===== DATA SUPPLIED
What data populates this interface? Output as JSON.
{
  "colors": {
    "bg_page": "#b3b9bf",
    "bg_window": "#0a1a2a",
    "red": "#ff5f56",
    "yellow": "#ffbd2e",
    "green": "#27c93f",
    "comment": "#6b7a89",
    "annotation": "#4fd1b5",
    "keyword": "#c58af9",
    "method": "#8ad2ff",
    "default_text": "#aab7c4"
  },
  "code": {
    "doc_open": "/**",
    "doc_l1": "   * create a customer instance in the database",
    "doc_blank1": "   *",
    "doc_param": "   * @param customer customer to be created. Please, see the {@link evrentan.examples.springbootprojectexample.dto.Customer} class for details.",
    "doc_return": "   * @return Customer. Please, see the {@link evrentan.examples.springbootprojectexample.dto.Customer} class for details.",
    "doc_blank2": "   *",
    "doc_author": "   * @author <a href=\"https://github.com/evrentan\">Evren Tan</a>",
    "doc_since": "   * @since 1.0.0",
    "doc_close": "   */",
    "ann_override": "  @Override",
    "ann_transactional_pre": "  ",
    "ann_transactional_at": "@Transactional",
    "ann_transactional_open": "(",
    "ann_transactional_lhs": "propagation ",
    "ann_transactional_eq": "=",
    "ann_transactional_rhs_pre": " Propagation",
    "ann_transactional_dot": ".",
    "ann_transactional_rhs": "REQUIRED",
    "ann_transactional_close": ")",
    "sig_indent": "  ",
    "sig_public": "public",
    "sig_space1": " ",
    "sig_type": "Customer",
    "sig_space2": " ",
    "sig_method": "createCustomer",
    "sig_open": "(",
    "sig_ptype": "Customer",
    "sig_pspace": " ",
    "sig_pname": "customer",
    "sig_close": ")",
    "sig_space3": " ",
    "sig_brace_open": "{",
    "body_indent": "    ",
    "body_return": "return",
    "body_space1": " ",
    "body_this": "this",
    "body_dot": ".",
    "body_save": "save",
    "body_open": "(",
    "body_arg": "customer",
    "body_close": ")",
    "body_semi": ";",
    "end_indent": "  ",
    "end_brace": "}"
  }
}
==========
Faithfully copy every entry, leaving nothing out.

What data populates this interface? Output as JSON.
{
  "colors": {
    "bg_page": "#b3b9bf",
    "bg_window": "#0a1a2a",
    "red": "#ff5f56",
    "yellow": "#ffbd2e",
    "green": "#27c93f",
    "comment": "#6b7a89",
    "annotation": "#4fd1b5",
    "keyword": "#c58af9",
    "method": "#8ad2ff",
    "default_text": "#aab7c4"
  },
  "code": {
    "doc_open": "/**",
    "doc_l1": "   * create a customer instance in the database",
    "doc_blank1": "   *",
    "doc_param": "   * @param customer customer to be created. Please, see the {@link evrentan.examples.springbootprojectexample.dto.Customer} class for details.",
    "doc_return": "   * @return Customer. Please, see the {@link evrentan.examples.springbootprojectexample.dto.Customer} class for details.",
    "doc_blank2": "   *",
    "doc_author": "   * @author <a href=\"https://github.com/evrentan\">Evren Tan</a>",
    "doc_since": "   * @since 1.0.0",
    "doc_close": "   */",
    "ann_override": "  @Override",
    "ann_transactional_pre": "  ",
    "ann_transactional_at": "@Transactional",
    "ann_transactional_open": "(",
    "ann_transactional_lhs": "propagation ",
    "ann_transactional_eq": "=",
    "ann_transactional_rhs_pre": " Propagation",
    "ann_transactional_dot": ".",
    "ann_transactional_rhs": "REQUIRED",
    "ann_transactional_close": ")",
    "sig_indent": "  ",
    "sig_public": "public",
    "sig_space1": " ",
    "sig_type": "Customer",
    "sig_space2": " ",
    "sig_method": "createCustomer",
    "sig_open": "(",
    "sig_ptype": "Customer",
    "sig_pspace": " ",
    "sig_pname": "customer",
    "sig_close": ")",
    "sig_space3": " ",
    "sig_brace_open": "{",
    "body_indent": "    ",
    "body_return": "return",
    "body_space1": " ",
    "body_this": "this",
    "body_dot": ".",
    "body_save": "save",
    "body_open": "(",
    "body_arg": "customer",
    "body_close": ")",
    "body_semi": ";",
    "end_indent": "  ",
    "end_brace": "}"
  }
}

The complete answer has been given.